Dataset entries:
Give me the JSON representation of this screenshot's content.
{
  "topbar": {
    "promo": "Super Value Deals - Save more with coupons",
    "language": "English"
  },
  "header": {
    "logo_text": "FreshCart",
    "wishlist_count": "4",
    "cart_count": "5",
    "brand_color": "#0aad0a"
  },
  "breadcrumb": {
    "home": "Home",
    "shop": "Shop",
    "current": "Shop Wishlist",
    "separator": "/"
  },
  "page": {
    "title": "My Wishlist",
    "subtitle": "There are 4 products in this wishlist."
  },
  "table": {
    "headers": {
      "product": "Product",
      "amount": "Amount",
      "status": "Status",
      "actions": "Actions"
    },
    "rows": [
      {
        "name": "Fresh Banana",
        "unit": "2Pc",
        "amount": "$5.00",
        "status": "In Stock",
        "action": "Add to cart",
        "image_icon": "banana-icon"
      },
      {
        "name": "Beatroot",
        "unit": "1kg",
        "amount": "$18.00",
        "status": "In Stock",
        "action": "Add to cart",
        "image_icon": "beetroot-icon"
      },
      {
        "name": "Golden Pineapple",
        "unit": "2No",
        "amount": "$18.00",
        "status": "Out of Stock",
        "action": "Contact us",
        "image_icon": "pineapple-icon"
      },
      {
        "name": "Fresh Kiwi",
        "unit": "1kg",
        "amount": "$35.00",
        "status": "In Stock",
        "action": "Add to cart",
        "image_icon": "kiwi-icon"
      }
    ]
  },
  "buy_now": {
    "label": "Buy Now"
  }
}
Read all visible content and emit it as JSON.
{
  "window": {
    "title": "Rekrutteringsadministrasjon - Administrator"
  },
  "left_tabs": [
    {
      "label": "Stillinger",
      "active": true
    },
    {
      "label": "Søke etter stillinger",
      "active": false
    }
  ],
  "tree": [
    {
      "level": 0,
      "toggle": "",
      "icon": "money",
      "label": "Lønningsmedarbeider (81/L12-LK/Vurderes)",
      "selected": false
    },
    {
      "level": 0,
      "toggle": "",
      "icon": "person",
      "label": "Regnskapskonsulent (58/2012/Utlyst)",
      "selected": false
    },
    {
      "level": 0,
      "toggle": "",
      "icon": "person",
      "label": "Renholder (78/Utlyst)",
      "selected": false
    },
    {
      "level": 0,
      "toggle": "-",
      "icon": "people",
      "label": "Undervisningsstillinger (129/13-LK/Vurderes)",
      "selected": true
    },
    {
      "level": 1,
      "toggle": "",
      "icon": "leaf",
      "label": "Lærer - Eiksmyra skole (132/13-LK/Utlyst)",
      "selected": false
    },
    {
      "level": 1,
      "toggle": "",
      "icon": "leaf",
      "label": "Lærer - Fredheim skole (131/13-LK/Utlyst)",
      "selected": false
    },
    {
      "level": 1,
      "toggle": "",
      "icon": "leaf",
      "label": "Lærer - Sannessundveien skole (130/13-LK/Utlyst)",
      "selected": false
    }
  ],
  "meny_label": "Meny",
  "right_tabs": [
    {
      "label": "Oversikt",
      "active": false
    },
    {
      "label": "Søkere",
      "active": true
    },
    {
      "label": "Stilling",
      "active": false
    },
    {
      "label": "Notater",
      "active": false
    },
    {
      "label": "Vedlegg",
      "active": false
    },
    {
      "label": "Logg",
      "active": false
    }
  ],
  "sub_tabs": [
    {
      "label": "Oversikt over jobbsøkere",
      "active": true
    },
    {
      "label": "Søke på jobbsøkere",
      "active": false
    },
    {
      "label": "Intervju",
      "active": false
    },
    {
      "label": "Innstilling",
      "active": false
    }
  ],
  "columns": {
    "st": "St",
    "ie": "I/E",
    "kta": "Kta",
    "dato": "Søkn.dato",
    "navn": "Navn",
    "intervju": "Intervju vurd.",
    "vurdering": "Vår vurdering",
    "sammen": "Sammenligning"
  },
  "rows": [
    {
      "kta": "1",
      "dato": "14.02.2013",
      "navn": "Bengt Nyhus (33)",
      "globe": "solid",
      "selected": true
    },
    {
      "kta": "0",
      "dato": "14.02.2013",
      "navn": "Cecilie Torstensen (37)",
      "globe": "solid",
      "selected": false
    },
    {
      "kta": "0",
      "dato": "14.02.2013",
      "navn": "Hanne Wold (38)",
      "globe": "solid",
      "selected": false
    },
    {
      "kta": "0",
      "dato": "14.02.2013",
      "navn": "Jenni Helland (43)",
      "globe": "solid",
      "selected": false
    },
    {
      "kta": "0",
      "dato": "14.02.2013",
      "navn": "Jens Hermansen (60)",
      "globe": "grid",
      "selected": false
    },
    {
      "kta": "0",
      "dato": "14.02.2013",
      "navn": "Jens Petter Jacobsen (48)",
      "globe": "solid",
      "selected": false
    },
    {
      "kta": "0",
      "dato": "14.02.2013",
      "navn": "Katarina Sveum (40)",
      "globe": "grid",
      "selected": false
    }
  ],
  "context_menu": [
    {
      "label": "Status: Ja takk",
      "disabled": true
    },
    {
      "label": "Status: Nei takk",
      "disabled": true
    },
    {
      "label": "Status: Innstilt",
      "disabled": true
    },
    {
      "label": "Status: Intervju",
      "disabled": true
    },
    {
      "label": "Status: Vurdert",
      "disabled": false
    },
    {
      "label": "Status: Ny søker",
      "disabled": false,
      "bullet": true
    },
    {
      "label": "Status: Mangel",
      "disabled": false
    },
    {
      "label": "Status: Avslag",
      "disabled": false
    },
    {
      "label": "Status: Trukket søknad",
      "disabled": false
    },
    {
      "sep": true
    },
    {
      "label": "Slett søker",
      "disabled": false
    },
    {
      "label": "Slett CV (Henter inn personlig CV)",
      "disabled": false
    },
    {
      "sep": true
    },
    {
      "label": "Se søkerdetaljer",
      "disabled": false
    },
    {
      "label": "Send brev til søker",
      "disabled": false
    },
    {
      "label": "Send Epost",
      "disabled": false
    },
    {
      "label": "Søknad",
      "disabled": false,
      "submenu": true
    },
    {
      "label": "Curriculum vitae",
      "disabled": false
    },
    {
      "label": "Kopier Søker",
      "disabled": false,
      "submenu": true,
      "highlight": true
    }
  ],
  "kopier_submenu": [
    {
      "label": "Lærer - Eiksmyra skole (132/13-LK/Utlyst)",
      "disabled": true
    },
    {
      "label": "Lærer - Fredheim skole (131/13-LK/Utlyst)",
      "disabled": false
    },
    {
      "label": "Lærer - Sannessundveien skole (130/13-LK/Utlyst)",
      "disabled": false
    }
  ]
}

Prompt: Scan the material for lines with the word "navn", and copy each line you find.

The output:
    "navn": "Navn",
      "navn": "Bengt Nyhus (33)",
      "navn": "Cecilie Torstensen (37)",
      "navn": "Hanne Wold (38)",
      "navn": "Jenni Helland (43)",
      "navn": "Jens Hermansen (60)",
      "navn": "Jens Petter Jacobsen (48)",
      "navn": "Katarina Sveum (40)",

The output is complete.